- _GIVEN TASK_: Below are entries to be transcribed exactly; exclude the pictures from the copy.

- _RECORD LIST_:

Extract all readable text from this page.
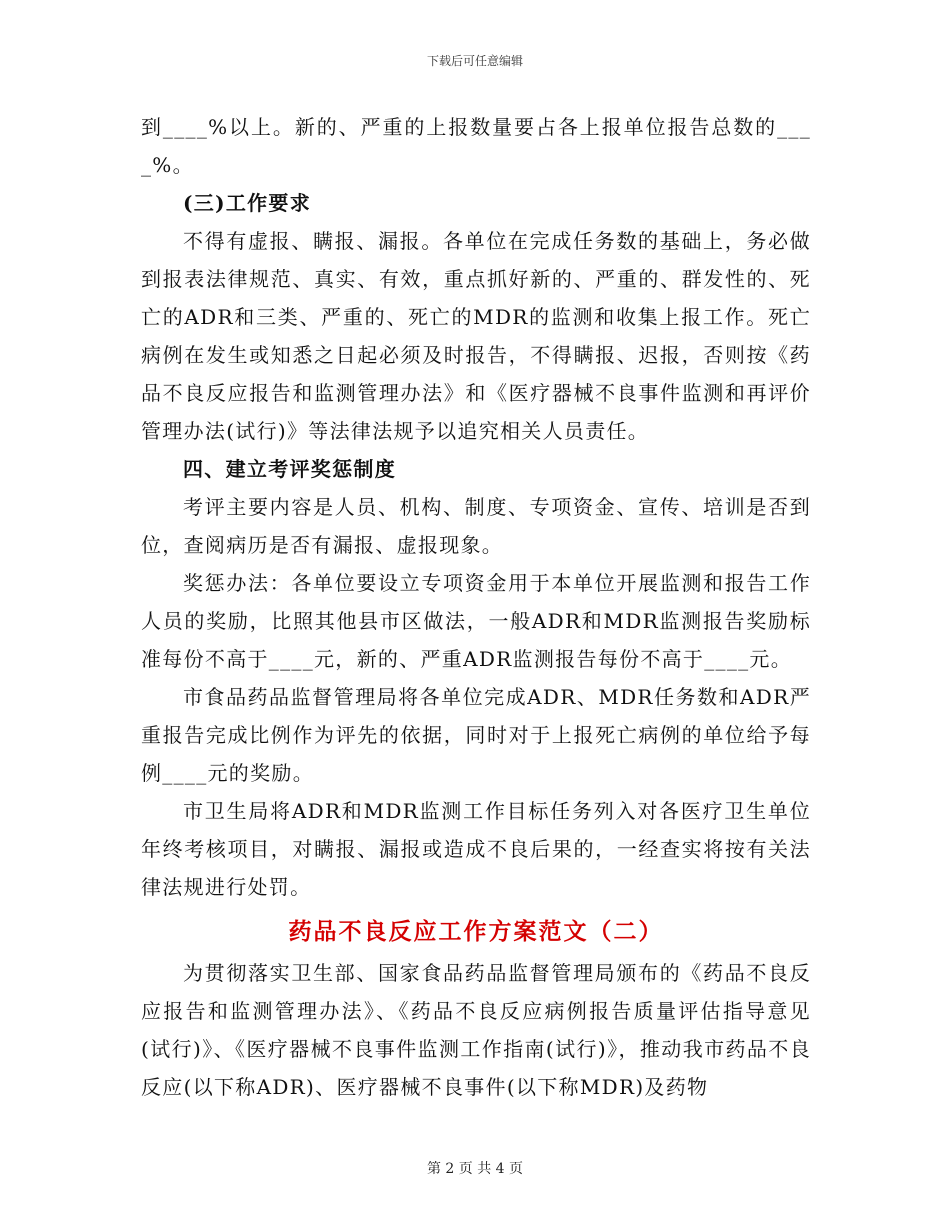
下载后可任意编辑

到____%以上。新的、严重的上报数量要占各上报单位报告总数的____%。

(三)工作要求

不得有虚报、瞒报、漏报。各单位在完成任务数的基础上，务必做到报表法律规范、真实、有效，重点抓好新的、严重的、群发性的、死亡的ADR和三类、严重的、死亡的MDR的监测和收集上报工作。死亡病例在发生或知悉之日起必须及时报告，不得瞒报、迟报，否则按《药品不良反应报告和监测管理办法》和《医疗器械不良事件监测和再评价管理办法(试行)》等法律法规予以追究相关人员责任。

四、建立考评奖惩制度

考评主要内容是人员、机构、制度、专项资金、宣传、培训是否到位，查阅病历是否有漏报、虚报现象。

奖惩办法：各单位要设立专项资金用于本单位开展监测和报告工作人员的奖励，比照其他县市区做法，一般ADR和MDR监测报告奖励标准每份不高于____元，新的、严重ADR监测报告每份不高于____元。

市食品药品监督管理局将各单位完成ADR、MDR任务数和ADR严重报告完成比例作为评先的依据，同时对于上报死亡病例的单位给予每例____元的奖励。

市卫生局将ADR和MDR监测工作目标任务列入对各医疗卫生单位年终考核项目，对瞒报、漏报或造成不良后果的，一经查实将按有关法律法规进行处罚。

药品不良反应工作方案范文（二）

为贯彻落实卫生部、国家食品药品监督管理局颁布的《药品不良反应报告和监测管理办法》、《药品不良反应病例报告质量评估指导意见(试行)》、《医疗器械不良事件监测工作指南(试行)》，推动我市药品不良反应(以下称ADR)、医疗器械不良事件(以下称MDR)及药物

第 2 页 共 4 页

- _EXERCISE ANSWER_:
Extract all readable text from this page.
下载后可任意编辑

到____%以上。新的、严重的上报数量要占各上报单位报告总数的____%。

(三)工作要求

不得有虚报、瞒报、漏报。各单位在完成任务数的基础上，务必做到报表法律规范、真实、有效，重点抓好新的、严重的、群发性的、死亡的ADR和三类、严重的、死亡的MDR的监测和收集上报工作。死亡病例在发生或知悉之日起必须及时报告，不得瞒报、迟报，否则按《药品不良反应报告和监测管理办法》和《医疗器械不良事件监测和再评价管理办法(试行)》等法律法规予以追究相关人员责任。

四、建立考评奖惩制度

考评主要内容是人员、机构、制度、专项资金、宣传、培训是否到位，查阅病历是否有漏报、虚报现象。

奖惩办法：各单位要设立专项资金用于本单位开展监测和报告工作人员的奖励，比照其他县市区做法，一般ADR和MDR监测报告奖励标准每份不高于____元，新的、严重ADR监测报告每份不高于____元。

市食品药品监督管理局将各单位完成ADR、MDR任务数和ADR严重报告完成比例作为评先的依据，同时对于上报死亡病例的单位给予每例____元的奖励。

市卫生局将ADR和MDR监测工作目标任务列入对各医疗卫生单位年终考核项目，对瞒报、漏报或造成不良后果的，一经查实将按有关法律法规进行处罚。

药品不良反应工作方案范文（二）

为贯彻落实卫生部、国家食品药品监督管理局颁布的《药品不良反应报告和监测管理办法》、《药品不良反应病例报告质量评估指导意见(试行)》、《医疗器械不良事件监测工作指南(试行)》，推动我市药品不良反应(以下称ADR)、医疗器械不良事件(以下称MDR)及药物

第 2 页 共 4 页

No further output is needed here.